● **Texte présenté**

Révolte dans le monde arabe : le déclin de l’influence occidentale

Mémoire des luttes.  7 février 2001 par Noam Chomski

Le monde arabe est en flammes, informe Al Jazeera le 27 janvier, alors que les alliés de Washington perdent rapidement leur influence dans toute la région.

L’onde de choc a été lancée par le soulèvement tunisien qui a fait tomber un dictateur appuyé par l’Occident, avec des répercussions en Égypte surtout où les manifestants ont submergé la police d’un dictateur brutal. Certains observateurs ont comparé ces événements avec l’effondrement des Pays de l’Est en 1989, mais il y a d’importantes différences.

Un point crucial est qu’il n’existe pas de Mikhail Gorbachev parmi les grandes puissances qui appuient les dictateurs arabes. En revanche, Washington et ses alliés maintiennent le principe sacré selon lequel la démocratie n’est acceptable que dans la mesure où elle obéit aux objectifs stratégiques et économiques : magnifique en territoire ennemi (jusqu’à un certain point) mais pas dans notre arrière-cour, à moins que, s’il vous plaît, on puisse la domestiquer de manière appropriée.

[Quelques entrées]
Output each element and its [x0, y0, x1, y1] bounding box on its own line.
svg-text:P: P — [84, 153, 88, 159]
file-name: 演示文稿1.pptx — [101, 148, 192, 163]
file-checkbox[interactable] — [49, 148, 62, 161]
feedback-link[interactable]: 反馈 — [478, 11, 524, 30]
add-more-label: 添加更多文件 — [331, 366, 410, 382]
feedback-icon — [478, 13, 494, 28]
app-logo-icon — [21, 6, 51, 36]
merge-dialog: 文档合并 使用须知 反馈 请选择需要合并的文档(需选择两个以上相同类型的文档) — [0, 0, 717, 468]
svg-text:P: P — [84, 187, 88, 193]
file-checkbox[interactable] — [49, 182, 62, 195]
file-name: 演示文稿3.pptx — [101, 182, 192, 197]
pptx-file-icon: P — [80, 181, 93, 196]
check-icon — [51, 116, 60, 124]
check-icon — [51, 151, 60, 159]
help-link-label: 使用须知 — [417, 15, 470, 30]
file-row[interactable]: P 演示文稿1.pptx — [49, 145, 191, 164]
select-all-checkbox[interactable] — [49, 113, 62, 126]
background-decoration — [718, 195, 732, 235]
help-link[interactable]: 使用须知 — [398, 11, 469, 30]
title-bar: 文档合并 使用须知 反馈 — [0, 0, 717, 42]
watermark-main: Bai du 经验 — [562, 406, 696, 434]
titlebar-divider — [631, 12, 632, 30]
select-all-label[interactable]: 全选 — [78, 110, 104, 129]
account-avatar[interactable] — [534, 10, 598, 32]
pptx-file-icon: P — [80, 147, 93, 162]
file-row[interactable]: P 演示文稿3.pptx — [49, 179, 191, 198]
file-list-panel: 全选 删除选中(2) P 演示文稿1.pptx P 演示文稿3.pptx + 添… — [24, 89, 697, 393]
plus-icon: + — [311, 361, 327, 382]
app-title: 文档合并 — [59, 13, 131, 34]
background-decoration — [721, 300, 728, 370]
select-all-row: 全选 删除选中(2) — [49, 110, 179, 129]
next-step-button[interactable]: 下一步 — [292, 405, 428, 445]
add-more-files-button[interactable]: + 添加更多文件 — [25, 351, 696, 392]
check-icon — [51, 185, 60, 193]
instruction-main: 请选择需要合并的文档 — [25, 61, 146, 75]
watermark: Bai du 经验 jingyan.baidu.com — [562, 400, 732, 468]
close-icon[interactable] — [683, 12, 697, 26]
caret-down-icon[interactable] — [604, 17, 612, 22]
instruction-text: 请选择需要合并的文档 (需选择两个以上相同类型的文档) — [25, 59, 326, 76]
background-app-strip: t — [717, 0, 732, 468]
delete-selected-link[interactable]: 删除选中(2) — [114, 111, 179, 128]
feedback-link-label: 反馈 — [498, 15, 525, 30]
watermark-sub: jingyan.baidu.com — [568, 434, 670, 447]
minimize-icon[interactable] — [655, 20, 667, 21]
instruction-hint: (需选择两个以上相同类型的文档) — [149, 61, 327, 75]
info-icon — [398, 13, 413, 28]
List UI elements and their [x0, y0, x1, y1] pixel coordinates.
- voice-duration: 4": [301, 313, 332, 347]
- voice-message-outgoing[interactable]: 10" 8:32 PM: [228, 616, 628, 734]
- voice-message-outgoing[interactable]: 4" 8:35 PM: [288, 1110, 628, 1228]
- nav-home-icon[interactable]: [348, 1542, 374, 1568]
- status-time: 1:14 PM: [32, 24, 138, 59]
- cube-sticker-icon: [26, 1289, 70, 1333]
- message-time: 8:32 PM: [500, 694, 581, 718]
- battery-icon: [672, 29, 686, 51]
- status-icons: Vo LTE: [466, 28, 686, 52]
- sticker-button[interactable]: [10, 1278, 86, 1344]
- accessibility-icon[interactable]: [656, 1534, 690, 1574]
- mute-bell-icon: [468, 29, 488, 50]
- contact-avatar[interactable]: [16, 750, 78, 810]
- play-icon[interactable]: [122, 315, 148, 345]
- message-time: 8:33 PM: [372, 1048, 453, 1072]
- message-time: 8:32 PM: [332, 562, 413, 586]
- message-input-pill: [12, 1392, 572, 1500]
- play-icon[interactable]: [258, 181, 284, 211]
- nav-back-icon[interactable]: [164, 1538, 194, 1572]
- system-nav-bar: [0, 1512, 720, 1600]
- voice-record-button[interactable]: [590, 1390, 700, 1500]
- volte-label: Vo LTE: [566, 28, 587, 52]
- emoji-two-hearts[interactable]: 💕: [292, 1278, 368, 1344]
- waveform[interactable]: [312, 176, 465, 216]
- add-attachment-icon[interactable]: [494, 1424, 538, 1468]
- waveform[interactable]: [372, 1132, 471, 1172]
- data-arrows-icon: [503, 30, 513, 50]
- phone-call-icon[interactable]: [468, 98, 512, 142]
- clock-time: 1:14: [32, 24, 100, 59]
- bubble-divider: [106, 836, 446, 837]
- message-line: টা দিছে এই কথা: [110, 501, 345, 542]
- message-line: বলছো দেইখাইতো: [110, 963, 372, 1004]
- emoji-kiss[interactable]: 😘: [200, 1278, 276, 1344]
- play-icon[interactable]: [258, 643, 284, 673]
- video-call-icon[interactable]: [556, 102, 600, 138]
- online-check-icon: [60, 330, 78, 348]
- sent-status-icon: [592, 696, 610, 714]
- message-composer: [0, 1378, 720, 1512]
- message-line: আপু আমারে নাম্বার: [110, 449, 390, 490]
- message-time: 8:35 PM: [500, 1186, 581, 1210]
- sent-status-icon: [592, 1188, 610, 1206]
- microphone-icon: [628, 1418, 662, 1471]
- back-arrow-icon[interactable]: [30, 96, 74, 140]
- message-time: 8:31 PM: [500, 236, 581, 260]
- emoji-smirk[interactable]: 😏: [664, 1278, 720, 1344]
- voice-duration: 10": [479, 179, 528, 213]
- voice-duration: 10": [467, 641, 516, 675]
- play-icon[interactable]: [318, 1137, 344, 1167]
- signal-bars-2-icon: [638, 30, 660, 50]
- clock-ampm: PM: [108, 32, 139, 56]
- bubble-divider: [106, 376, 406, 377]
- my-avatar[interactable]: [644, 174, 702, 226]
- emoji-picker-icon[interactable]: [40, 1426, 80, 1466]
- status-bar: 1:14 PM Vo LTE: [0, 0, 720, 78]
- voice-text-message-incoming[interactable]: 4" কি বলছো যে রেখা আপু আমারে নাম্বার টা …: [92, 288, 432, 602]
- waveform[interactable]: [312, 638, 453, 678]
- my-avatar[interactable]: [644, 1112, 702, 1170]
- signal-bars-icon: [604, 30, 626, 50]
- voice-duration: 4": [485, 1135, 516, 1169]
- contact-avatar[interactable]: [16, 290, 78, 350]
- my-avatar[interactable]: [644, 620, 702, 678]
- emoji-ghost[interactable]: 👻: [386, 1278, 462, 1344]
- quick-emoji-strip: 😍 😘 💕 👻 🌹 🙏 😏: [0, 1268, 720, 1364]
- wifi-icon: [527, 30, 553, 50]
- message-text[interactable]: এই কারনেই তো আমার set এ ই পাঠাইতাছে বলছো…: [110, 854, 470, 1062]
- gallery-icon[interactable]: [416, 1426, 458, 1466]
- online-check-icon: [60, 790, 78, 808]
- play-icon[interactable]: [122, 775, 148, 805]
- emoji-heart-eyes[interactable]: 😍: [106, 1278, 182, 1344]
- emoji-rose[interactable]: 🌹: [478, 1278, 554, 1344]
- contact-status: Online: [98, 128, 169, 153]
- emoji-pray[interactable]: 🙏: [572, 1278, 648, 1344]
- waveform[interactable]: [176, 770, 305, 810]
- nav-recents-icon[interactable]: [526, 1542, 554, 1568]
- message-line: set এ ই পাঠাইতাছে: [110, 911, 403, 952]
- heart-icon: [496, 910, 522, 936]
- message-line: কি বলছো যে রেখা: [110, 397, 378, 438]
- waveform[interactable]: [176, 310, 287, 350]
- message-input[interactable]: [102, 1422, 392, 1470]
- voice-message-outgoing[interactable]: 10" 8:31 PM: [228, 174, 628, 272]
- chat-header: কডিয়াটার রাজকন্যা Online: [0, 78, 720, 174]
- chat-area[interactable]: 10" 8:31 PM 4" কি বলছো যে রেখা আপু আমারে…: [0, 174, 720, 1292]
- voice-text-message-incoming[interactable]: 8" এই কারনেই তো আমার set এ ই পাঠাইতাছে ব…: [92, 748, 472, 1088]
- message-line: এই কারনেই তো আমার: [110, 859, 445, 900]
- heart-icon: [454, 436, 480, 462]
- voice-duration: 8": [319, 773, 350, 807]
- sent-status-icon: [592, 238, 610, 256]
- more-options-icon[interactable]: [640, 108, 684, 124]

● **Exercice 1**
Dans le texte sur la révolte arabe, reprenez le passage qui commence aux mots « L’onde de choc » et s'arrête après « a d’importantes différences. », en substituant « protestataires » à « manifestants ».
● **Exercice 2**
Condensez en deux phrases au plus le paragraphe du texte sur la révolte arabe qui débute par « Un point crucial est », sans perdre ses faits essentiels.
● **Exercice 3**
D'après le texte sur la révolte arabe, quel événement a déclenché l'onde de choc dans la région ?

● **Réponse complète 1**
L’onde de choc a été lancée par le soulèvement tunisien qui a fait tomber un dictateur appuyé par l’Occident, avec des répercussions en Égypte surtout où les protestataires ont submergé la police d’un dictateur brutal. Certains observateurs ont comparé ces événements avec l’effondrement des Pays de l’Est en 1989, mais il y a d’importantes différences.

● **Réponse complète 2**
Aucune grande puissance soutenant les dictateurs arabes ne joue le rôle de Mikhail Gorbachev. Washington et ses alliés n'acceptent la démocratie que si elle sert leurs objectifs stratégiques et économiques : bienvenue chez l'ennemi, mais pas dans leur arrière-cour, sauf si elle peut y être domestiquée.

● **Réponse complète 3**
Le soulèvement tunisien, qui a fait tomber un dictateur appuyé par l'Occident.